• [RECORDED INFORMATION]:
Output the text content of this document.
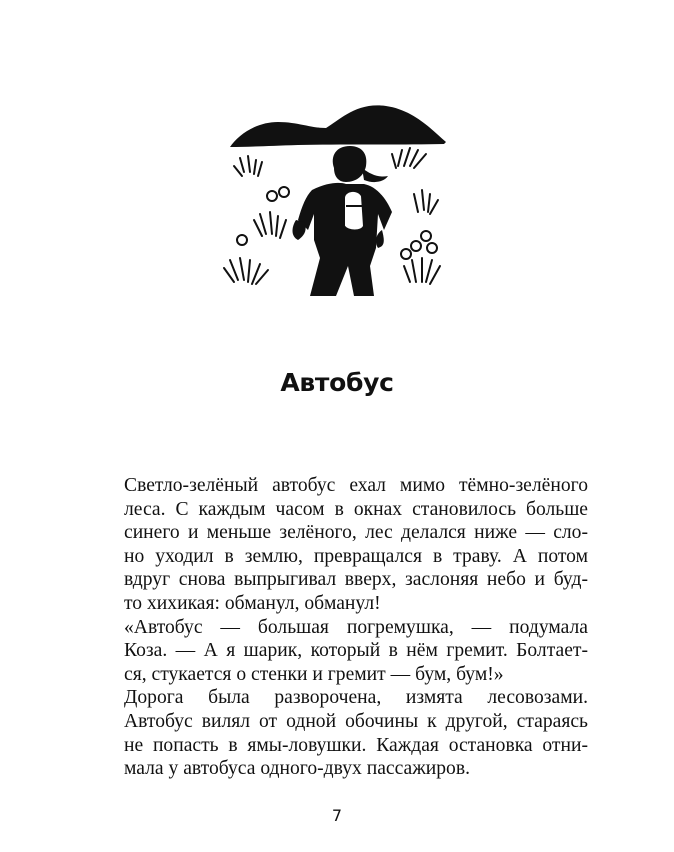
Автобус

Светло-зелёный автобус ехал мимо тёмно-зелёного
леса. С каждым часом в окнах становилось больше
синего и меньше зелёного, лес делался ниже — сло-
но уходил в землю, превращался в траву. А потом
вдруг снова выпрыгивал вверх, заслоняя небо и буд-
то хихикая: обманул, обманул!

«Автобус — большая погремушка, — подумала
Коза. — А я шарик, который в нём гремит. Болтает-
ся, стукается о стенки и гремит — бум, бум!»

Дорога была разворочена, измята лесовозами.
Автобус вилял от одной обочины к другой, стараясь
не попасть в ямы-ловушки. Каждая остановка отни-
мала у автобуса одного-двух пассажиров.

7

• [INSTRUCTION]: Search the entries for "гремит" and copy out each line that has it.

• [FINISHED TASK]:
Коза. — А я шарик, который в нём гремит. Болтает-
ся, стукается о стенки и гремит — бум, бум!»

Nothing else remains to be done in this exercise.